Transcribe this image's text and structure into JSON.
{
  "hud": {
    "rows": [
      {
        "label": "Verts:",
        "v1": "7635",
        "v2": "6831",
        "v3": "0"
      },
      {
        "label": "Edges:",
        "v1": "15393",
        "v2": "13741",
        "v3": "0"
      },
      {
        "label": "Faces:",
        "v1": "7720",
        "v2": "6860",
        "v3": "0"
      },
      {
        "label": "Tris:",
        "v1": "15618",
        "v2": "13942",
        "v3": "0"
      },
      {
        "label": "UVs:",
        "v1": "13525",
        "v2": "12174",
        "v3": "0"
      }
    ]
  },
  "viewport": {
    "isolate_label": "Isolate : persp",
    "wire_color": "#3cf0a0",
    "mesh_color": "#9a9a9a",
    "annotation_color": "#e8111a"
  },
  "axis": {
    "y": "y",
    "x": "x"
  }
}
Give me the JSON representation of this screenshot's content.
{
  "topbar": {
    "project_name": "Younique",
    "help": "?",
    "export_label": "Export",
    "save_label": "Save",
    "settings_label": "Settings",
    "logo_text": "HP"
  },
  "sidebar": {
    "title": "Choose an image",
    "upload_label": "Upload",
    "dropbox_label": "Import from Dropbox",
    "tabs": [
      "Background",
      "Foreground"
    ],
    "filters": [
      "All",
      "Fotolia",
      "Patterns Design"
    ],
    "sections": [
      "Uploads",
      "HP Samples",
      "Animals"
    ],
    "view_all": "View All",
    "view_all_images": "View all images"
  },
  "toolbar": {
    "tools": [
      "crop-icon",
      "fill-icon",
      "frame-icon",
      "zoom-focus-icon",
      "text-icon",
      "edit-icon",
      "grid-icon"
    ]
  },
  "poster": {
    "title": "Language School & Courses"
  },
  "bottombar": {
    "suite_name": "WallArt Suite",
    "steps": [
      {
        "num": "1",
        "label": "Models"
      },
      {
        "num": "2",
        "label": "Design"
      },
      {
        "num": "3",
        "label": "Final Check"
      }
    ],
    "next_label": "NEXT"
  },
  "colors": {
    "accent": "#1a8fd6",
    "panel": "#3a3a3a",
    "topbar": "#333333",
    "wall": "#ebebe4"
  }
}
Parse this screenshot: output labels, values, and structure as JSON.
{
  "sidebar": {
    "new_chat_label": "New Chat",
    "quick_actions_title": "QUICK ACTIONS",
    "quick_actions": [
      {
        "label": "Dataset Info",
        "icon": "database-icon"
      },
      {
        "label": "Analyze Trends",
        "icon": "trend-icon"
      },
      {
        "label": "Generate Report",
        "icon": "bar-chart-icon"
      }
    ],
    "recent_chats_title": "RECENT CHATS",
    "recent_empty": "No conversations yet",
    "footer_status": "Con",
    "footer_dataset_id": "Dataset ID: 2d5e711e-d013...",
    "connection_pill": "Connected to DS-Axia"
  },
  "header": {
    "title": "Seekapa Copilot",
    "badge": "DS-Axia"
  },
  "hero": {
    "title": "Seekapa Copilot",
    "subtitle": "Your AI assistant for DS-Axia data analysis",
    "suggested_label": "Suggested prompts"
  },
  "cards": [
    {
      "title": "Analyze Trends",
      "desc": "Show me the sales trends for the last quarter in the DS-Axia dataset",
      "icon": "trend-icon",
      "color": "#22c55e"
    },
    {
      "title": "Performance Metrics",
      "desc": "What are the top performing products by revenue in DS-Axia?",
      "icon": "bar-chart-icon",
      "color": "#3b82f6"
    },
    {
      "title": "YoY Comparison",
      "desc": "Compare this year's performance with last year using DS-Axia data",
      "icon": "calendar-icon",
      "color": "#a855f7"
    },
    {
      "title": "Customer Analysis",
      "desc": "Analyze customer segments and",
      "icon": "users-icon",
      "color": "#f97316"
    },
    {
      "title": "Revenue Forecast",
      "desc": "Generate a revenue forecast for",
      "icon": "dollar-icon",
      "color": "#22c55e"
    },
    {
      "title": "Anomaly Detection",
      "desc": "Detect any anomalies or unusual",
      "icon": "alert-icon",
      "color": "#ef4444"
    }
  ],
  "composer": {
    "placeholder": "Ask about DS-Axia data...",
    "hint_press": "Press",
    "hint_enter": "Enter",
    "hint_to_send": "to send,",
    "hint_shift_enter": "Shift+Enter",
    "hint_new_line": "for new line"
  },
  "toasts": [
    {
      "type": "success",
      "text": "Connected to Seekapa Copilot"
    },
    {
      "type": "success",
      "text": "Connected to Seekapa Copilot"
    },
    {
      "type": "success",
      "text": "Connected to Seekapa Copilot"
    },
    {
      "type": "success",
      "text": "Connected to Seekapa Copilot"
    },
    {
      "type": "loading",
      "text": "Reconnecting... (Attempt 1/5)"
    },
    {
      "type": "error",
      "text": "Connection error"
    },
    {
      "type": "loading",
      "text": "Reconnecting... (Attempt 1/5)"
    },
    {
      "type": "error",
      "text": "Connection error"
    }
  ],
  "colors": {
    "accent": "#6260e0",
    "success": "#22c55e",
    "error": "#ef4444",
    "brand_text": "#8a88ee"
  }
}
● ● ● ● ● ● ●
Requirement: What do the records say? Quote them all exactly.

Answer to this exercise:
Transcribe this image's text and structure into JSON.
{
  "hud": {
    "rows": [
      {
        "label": "Verts:",
        "v1": "7635",
        "v2": "6831",
        "v3": "0"
      },
      {
        "label": "Edges:",
        "v1": "15393",
        "v2": "13741",
        "v3": "0"
      },
      {
        "label": "Faces:",
        "v1": "7720",
        "v2": "6860",
        "v3": "0"
      },
      {
        "label": "Tris:",
        "v1": "15618",
        "v2": "13942",
        "v3": "0"
      },
      {
        "label": "UVs:",
        "v1": "13525",
        "v2": "12174",
        "v3": "0"
      }
    ]
  },
  "viewport": {
    "isolate_label": "Isolate : persp",
    "wire_color": "#3cf0a0",
    "mesh_color": "#9a9a9a",
    "annotation_color": "#e8111a"
  },
  "axis": {
    "y": "y",
    "x": "x"
  }
}
Give me the JSON representation of this screenshot's content.
{
  "topbar": {
    "project_name": "Younique",
    "help": "?",
    "export_label": "Export",
    "save_label": "Save",
    "settings_label": "Settings",
    "logo_text": "HP"
  },
  "sidebar": {
    "title": "Choose an image",
    "upload_label": "Upload",
    "dropbox_label": "Import from Dropbox",
    "tabs": [
      "Background",
      "Foreground"
    ],
    "filters": [
      "All",
      "Fotolia",
      "Patterns Design"
    ],
    "sections": [
      "Uploads",
      "HP Samples",
      "Animals"
    ],
    "view_all": "View All",
    "view_all_images": "View all images"
  },
  "toolbar": {
    "tools": [
      "crop-icon",
      "fill-icon",
      "frame-icon",
      "zoom-focus-icon",
      "text-icon",
      "edit-icon",
      "grid-icon"
    ]
  },
  "poster": {
    "title": "Language School & Courses"
  },
  "bottombar": {
    "suite_name": "WallArt Suite",
    "steps": [
      {
        "num": "1",
        "label": "Models"
      },
      {
        "num": "2",
        "label": "Design"
      },
      {
        "num": "3",
        "label": "Final Check"
      }
    ],
    "next_label": "NEXT"
  },
  "colors": {
    "accent": "#1a8fd6",
    "panel": "#3a3a3a",
    "topbar": "#333333",
    "wall": "#ebebe4"
  }
}
Parse this screenshot: output labels, values, and structure as JSON.
{
  "sidebar": {
    "new_chat_label": "New Chat",
    "quick_actions_title": "QUICK ACTIONS",
    "quick_actions": [
      {
        "label": "Dataset Info",
        "icon": "database-icon"
      },
      {
        "label": "Analyze Trends",
        "icon": "trend-icon"
      },
      {
        "label": "Generate Report",
        "icon": "bar-chart-icon"
      }
    ],
    "recent_chats_title": "RECENT CHATS",
    "recent_empty": "No conversations yet",
    "footer_status": "Con",
    "footer_dataset_id": "Dataset ID: 2d5e711e-d013...",
    "connection_pill": "Connected to DS-Axia"
  },
  "header": {
    "title": "Seekapa Copilot",
    "badge": "DS-Axia"
  },
  "hero": {
    "title": "Seekapa Copilot",
    "subtitle": "Your AI assistant for DS-Axia data analysis",
    "suggested_label": "Suggested prompts"
  },
  "cards": [
    {
      "title": "Analyze Trends",
      "desc": "Show me the sales trends for the last quarter in the DS-Axia dataset",
      "icon": "trend-icon",
      "color": "#22c55e"
    },
    {
      "title": "Performance Metrics",
      "desc": "What are the top performing products by revenue in DS-Axia?",
      "icon": "bar-chart-icon",
      "color": "#3b82f6"
    },
    {
      "title": "YoY Comparison",
      "desc": "Compare this year's performance with last year using DS-Axia data",
      "icon": "calendar-icon",
      "color": "#a855f7"
    },
    {
      "title": "Customer Analysis",
      "desc": "Analyze customer segments and",
      "icon": "users-icon",
      "color": "#f97316"
    },
    {
      "title": "Revenue Forecast",
      "desc": "Generate a revenue forecast for",
      "icon": "dollar-icon",
      "color": "#22c55e"
    },
    {
      "title": "Anomaly Detection",
      "desc": "Detect any anomalies or unusual",
      "icon": "alert-icon",
      "color": "#ef4444"
    }
  ],
  "composer": {
    "placeholder": "Ask about DS-Axia data...",
    "hint_press": "Press",
    "hint_enter": "Enter",
    "hint_to_send": "to send,",
    "hint_shift_enter": "Shift+Enter",
    "hint_new_line": "for new line"
  },
  "toasts": [
    {
      "type": "success",
      "text": "Connected to Seekapa Copilot"
    },
    {
      "type": "success",
      "text": "Connected to Seekapa Copilot"
    },
    {
      "type": "success",
      "text": "Connected to Seekapa Copilot"
    },
    {
      "type": "success",
      "text": "Connected to Seekapa Copilot"
    },
    {
      "type": "loading",
      "text": "Reconnecting... (Attempt 1/5)"
    },
    {
      "type": "error",
      "text": "Connection error"
    },
    {
      "type": "loading",
      "text": "Reconnecting... (Attempt 1/5)"
    },
    {
      "type": "error",
      "text": "Connection error"
    }
  ],
  "colors": {
    "accent": "#6260e0",
    "success": "#22c55e",
    "error": "#ef4444",
    "brand_text": "#8a88ee"
  }
}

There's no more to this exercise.